**Task statement**
Report how many lines below contain the word "colors". Give only the number.

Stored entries
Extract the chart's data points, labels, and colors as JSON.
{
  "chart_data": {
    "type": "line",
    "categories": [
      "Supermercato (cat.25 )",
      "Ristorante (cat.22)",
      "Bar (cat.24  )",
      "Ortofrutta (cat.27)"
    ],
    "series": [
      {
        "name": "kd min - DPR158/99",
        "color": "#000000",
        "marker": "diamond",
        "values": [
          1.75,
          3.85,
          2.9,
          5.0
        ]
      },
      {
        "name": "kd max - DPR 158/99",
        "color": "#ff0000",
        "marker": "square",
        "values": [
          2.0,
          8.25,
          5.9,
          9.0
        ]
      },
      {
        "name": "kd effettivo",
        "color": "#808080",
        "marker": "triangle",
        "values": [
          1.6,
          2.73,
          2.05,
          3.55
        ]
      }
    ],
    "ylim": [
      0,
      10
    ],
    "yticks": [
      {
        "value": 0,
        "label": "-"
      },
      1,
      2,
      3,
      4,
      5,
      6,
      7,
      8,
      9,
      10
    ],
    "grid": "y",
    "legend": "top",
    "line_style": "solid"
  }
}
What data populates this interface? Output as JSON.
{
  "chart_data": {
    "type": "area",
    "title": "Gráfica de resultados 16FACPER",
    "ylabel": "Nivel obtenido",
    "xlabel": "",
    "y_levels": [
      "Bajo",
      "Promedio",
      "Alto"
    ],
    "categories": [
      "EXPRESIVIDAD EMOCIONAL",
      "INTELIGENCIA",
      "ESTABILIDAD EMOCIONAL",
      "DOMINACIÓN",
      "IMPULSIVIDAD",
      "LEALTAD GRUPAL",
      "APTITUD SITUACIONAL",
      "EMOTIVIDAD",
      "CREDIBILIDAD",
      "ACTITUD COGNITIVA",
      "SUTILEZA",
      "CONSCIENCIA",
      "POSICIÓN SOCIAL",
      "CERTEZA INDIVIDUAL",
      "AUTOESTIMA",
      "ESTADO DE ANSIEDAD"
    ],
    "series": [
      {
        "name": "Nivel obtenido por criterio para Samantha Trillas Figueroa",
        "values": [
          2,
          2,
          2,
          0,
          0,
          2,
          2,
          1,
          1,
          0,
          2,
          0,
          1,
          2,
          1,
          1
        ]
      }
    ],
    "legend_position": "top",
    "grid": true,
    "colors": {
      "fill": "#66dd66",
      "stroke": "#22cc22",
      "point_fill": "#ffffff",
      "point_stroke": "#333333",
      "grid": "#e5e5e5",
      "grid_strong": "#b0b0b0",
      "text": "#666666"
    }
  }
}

**Answer for the task**
2